> [Exercise goal] Report how many lines hold the word "legend"; give nothing but the number.

Figure dataset records:
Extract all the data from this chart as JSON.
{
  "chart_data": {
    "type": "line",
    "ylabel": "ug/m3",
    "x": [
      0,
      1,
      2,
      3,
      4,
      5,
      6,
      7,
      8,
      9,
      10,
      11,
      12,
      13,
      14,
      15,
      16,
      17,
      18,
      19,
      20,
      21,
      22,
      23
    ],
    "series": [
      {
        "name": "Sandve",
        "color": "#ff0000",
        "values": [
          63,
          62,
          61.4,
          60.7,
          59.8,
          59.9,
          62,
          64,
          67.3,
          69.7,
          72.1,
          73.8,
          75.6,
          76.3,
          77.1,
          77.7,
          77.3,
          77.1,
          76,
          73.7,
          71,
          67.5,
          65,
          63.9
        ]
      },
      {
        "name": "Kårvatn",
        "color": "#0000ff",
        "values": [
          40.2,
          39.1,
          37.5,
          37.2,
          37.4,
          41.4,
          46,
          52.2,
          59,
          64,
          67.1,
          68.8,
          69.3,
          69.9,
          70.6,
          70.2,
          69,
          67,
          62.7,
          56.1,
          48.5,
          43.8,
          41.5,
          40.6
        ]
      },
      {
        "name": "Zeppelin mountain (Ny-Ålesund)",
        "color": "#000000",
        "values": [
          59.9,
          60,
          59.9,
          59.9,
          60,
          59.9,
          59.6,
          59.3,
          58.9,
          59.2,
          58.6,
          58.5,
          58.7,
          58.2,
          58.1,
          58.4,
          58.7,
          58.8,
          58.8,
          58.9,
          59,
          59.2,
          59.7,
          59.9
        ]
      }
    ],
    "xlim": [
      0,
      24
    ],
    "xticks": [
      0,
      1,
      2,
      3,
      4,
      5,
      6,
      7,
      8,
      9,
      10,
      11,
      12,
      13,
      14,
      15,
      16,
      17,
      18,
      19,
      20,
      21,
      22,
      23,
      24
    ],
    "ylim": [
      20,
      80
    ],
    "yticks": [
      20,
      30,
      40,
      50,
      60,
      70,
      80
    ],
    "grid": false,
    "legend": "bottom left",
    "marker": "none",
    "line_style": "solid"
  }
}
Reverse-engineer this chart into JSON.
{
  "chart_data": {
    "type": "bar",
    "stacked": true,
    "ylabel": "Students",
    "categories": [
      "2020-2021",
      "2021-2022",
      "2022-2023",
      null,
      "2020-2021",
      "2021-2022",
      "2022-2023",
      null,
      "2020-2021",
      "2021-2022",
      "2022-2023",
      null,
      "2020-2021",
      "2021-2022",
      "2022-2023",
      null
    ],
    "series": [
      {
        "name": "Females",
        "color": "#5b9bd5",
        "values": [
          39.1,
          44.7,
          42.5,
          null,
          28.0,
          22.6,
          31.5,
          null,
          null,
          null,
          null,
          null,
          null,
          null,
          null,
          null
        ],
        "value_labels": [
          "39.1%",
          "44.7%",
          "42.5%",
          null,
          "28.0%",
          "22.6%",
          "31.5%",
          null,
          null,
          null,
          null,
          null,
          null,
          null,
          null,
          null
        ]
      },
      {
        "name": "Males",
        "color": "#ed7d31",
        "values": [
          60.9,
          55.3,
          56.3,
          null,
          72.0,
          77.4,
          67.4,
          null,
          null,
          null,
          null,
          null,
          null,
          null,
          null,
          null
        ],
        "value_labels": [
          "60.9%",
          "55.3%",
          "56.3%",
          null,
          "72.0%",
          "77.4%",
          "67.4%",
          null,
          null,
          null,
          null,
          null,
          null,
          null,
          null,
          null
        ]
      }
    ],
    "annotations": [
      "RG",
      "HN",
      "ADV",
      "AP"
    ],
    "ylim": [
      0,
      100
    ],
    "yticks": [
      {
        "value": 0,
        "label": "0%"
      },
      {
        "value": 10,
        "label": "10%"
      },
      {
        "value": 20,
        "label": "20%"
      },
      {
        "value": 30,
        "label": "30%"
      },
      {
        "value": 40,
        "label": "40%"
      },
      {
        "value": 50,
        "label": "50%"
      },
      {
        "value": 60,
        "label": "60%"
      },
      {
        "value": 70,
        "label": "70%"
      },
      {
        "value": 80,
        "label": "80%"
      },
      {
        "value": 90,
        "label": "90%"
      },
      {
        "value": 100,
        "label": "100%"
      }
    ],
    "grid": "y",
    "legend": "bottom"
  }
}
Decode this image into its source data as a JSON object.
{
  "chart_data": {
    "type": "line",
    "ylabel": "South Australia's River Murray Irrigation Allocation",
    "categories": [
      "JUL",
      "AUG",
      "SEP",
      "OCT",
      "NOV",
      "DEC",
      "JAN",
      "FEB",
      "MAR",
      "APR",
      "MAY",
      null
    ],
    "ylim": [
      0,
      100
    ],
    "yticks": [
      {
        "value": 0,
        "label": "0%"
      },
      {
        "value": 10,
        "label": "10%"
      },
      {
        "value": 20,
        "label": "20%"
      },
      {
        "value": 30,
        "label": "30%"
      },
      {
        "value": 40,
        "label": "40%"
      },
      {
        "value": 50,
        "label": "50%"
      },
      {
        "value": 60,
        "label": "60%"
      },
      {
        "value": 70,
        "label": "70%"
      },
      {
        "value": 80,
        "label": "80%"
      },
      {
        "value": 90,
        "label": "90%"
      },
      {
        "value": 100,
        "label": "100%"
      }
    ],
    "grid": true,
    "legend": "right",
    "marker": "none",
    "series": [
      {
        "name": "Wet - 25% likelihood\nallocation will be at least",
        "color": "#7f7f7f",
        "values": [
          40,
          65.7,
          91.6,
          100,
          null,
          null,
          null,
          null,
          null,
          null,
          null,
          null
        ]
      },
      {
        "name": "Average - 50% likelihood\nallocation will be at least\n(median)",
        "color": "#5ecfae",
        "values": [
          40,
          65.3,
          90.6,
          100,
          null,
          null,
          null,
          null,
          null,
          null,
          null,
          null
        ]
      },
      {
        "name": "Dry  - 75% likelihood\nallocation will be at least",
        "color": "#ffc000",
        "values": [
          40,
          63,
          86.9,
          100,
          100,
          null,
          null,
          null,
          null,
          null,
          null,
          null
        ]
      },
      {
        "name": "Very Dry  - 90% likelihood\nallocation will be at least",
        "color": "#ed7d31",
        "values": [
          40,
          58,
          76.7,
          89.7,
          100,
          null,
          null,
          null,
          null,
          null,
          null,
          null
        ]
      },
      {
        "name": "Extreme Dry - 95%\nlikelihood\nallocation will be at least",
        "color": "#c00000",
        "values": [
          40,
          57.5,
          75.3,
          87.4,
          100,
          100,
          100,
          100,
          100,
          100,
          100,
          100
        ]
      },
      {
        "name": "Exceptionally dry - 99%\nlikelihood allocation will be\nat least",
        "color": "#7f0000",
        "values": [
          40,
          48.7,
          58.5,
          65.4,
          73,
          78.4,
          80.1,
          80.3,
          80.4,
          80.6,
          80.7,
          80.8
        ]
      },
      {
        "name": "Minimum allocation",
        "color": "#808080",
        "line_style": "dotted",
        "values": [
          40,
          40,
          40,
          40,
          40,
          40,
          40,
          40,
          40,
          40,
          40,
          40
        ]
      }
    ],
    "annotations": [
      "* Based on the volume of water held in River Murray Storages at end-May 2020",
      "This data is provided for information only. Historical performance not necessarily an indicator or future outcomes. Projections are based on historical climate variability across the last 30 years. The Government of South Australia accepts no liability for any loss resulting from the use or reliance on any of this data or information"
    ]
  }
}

> [Task output] 3